# Aim:
All the records that follow need to be reproduced exactly. Omit the images.

********

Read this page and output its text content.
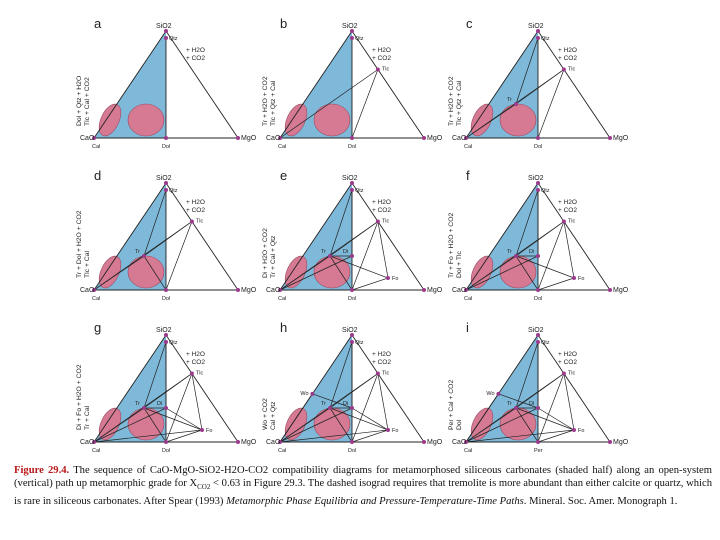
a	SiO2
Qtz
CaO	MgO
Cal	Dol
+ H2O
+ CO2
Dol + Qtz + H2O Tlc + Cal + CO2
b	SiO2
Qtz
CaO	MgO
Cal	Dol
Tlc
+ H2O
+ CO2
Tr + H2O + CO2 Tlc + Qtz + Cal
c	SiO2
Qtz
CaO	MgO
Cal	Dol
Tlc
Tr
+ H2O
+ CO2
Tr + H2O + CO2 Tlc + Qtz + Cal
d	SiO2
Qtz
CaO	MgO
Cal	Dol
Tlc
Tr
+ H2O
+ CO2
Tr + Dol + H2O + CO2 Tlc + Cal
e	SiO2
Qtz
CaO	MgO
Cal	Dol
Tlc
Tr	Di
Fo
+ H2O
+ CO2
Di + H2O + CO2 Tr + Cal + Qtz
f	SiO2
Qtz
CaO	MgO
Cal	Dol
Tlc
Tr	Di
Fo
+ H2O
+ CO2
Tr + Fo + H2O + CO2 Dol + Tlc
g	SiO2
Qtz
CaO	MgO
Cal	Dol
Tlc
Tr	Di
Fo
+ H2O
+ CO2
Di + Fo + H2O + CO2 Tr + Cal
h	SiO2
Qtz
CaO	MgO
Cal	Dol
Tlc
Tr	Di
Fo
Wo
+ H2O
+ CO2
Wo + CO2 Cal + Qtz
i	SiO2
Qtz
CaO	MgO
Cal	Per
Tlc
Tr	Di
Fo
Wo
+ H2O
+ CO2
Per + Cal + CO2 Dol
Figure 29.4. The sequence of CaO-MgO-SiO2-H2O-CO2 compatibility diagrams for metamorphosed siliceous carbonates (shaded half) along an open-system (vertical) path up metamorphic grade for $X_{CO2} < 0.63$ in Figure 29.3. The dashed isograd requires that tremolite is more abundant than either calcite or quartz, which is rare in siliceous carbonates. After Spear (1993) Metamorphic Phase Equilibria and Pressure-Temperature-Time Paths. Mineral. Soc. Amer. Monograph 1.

********

# Written answer:
Read this page and output its text content.
a	SiO2
Qtz
CaO	MgO
Cal	Dol
+ H2O
+ CO2
Dol + Qtz + H2O Tlc + Cal + CO2
b	SiO2
Qtz
CaO	MgO
Cal	Dol
Tlc
+ H2O
+ CO2
Tr + H2O + CO2 Tlc + Qtz + Cal
c	SiO2
Qtz
CaO	MgO
Cal	Dol
Tlc
Tr
+ H2O
+ CO2
Tr + H2O + CO2 Tlc + Qtz + Cal
d	SiO2
Qtz
CaO	MgO
Cal	Dol
Tlc
Tr
+ H2O
+ CO2
Tr + Dol + H2O + CO2 Tlc + Cal
e	SiO2
Qtz
CaO	MgO
Cal	Dol
Tlc
Tr	Di
Fo
+ H2O
+ CO2
Di + H2O + CO2 Tr + Cal + Qtz
f	SiO2
Qtz
CaO	MgO
Cal	Dol
Tlc
Tr	Di
Fo
+ H2O
+ CO2
Tr + Fo + H2O + CO2 Dol + Tlc
g	SiO2
Qtz
CaO	MgO
Cal	Dol
Tlc
Tr	Di
Fo
+ H2O
+ CO2
Di + Fo + H2O + CO2 Tr + Cal
h	SiO2
Qtz
CaO	MgO
Cal	Dol
Tlc
Tr	Di
Fo
Wo
+ H2O
+ CO2
Wo + CO2 Cal + Qtz
i	SiO2
Qtz
CaO	MgO
Cal	Per
Tlc
Tr	Di
Fo
Wo
+ H2O
+ CO2
Per + Cal + CO2 Dol
Figure 29.4. The sequence of CaO-MgO-SiO2-H2O-CO2 compatibility diagrams for metamorphosed siliceous carbonates (shaded half) along an open-system (vertical) path up metamorphic grade for $X_{CO2} < 0.63$ in Figure 29.3. The dashed isograd requires that tremolite is more abundant than either calcite or quartz, which is rare in siliceous carbonates. After Spear (1993) Metamorphic Phase Equilibria and Pressure-Temperature-Time Paths. Mineral. Soc. Amer. Monograph 1.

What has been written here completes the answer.